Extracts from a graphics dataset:
····················
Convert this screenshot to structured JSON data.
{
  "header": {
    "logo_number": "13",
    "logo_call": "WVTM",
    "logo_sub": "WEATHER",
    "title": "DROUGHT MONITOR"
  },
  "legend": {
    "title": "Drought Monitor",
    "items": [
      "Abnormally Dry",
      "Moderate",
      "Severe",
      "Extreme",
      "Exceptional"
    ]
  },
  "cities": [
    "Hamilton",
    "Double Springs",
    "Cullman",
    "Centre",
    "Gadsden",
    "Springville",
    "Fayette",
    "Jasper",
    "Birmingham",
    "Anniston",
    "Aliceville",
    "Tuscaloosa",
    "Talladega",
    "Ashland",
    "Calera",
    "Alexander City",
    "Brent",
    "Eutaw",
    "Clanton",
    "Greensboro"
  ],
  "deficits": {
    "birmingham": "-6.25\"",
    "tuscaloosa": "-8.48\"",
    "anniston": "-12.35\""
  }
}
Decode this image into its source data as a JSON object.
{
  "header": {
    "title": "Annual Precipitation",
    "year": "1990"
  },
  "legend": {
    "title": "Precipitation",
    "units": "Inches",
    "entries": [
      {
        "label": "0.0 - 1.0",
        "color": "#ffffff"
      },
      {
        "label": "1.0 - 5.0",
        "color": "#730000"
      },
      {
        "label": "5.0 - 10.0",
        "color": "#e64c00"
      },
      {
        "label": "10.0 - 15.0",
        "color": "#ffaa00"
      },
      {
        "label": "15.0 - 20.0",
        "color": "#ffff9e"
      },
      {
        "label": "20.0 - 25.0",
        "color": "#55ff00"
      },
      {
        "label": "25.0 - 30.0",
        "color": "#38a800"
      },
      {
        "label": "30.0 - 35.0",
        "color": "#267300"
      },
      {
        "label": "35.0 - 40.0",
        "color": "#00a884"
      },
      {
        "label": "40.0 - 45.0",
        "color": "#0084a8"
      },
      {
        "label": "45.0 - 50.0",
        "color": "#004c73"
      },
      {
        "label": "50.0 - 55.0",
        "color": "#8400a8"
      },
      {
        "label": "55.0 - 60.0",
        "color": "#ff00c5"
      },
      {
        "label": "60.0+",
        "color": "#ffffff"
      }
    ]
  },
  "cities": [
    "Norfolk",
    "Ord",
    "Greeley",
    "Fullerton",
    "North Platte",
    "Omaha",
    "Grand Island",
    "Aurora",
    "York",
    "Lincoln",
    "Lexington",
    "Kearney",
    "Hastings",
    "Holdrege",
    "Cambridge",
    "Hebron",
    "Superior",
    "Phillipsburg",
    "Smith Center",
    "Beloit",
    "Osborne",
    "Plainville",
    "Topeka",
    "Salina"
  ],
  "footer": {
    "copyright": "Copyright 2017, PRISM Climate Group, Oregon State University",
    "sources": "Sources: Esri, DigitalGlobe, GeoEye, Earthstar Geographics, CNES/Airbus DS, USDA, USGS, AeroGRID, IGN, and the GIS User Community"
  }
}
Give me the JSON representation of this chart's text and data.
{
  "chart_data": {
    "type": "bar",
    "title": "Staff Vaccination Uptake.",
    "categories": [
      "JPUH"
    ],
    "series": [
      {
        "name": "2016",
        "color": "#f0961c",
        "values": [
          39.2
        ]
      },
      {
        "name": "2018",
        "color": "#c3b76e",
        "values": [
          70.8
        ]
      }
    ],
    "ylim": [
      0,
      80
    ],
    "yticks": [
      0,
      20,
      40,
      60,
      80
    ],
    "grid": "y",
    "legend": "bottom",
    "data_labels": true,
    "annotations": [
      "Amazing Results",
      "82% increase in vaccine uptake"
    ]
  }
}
····················
### Exercise
Set out exactly the run of lines that begins at the line holding "Give me the" and ends at the last line of the data.

### Solution to the exercise
Give me the JSON representation of this chart's text and data.
{
  "chart_data": {
    "type": "bar",
    "title": "Staff Vaccination Uptake.",
    "categories": [
      "JPUH"
    ],
    "series": [
      {
        "name": "2016",
        "color": "#f0961c",
        "values": [
          39.2
        ]
      },
      {
        "name": "2018",
        "color": "#c3b76e",
        "values": [
          70.8
        ]
      }
    ],
    "ylim": [
      0,
      80
    ],
    "yticks": [
      0,
      20,
      40,
      60,
      80
    ],
    "grid": "y",
    "legend": "bottom",
    "data_labels": true,
    "annotations": [
      "Amazing Results",
      "82% increase in vaccine uptake"
    ]
  }
}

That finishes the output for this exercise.